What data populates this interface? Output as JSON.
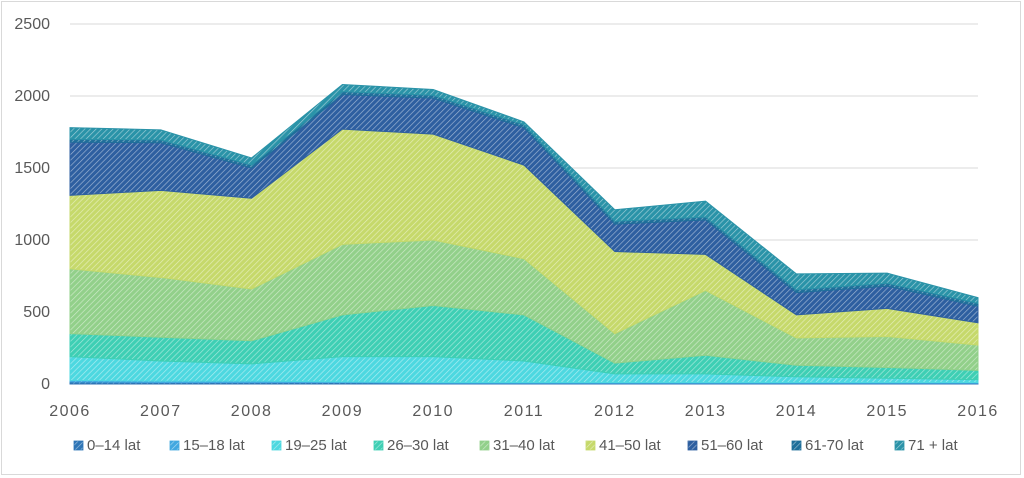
{
  "chart_data": {
    "type": "area",
    "stacked": true,
    "title": "",
    "xlabel": "",
    "ylabel": "",
    "x": [
      "2006",
      "2007",
      "2008",
      "2009",
      "2010",
      "2011",
      "2012",
      "2013",
      "2014",
      "2015",
      "2016"
    ],
    "ylim": [
      0,
      2500
    ],
    "yticks": [
      0,
      500,
      1000,
      1500,
      2000,
      2500
    ],
    "grid": true,
    "legend_position": "bottom",
    "series": [
      {
        "name": "0–14 lat",
        "color": "#2e75b6",
        "values": [
          15,
          10,
          10,
          10,
          5,
          5,
          5,
          5,
          5,
          5,
          5
        ]
      },
      {
        "name": "15–18 lat",
        "color": "#41a8e0",
        "values": [
          10,
          10,
          10,
          5,
          5,
          5,
          5,
          5,
          5,
          5,
          5
        ]
      },
      {
        "name": "19–25 lat",
        "color": "#4dd8e0",
        "values": [
          165,
          140,
          120,
          175,
          180,
          150,
          60,
          60,
          40,
          30,
          20
        ]
      },
      {
        "name": "26–30 lat",
        "color": "#3ecfb4",
        "values": [
          160,
          165,
          160,
          290,
          355,
          320,
          75,
          130,
          80,
          75,
          65
        ]
      },
      {
        "name": "31–40 lat",
        "color": "#92d08a",
        "values": [
          450,
          415,
          360,
          490,
          455,
          390,
          205,
          450,
          190,
          215,
          175
        ]
      },
      {
        "name": "41–50 lat",
        "color": "#c6d96b",
        "values": [
          510,
          605,
          630,
          800,
          735,
          650,
          570,
          250,
          160,
          195,
          155
        ]
      },
      {
        "name": "51–60 lat",
        "color": "#2e5fa0",
        "values": [
          370,
          330,
          210,
          240,
          250,
          260,
          190,
          240,
          155,
          155,
          115
        ]
      },
      {
        "name": "61-70 lat",
        "color": "#1f6f9a",
        "values": [
          20,
          20,
          20,
          20,
          20,
          20,
          20,
          20,
          20,
          20,
          20
        ]
      },
      {
        "name": "71 + lat",
        "color": "#2a93a8",
        "values": [
          80,
          70,
          50,
          50,
          40,
          20,
          80,
          110,
          110,
          70,
          40
        ]
      }
    ]
  }
}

* Exercise brief: Give only the count of lines in the data that include the string "color".

* Task output: 9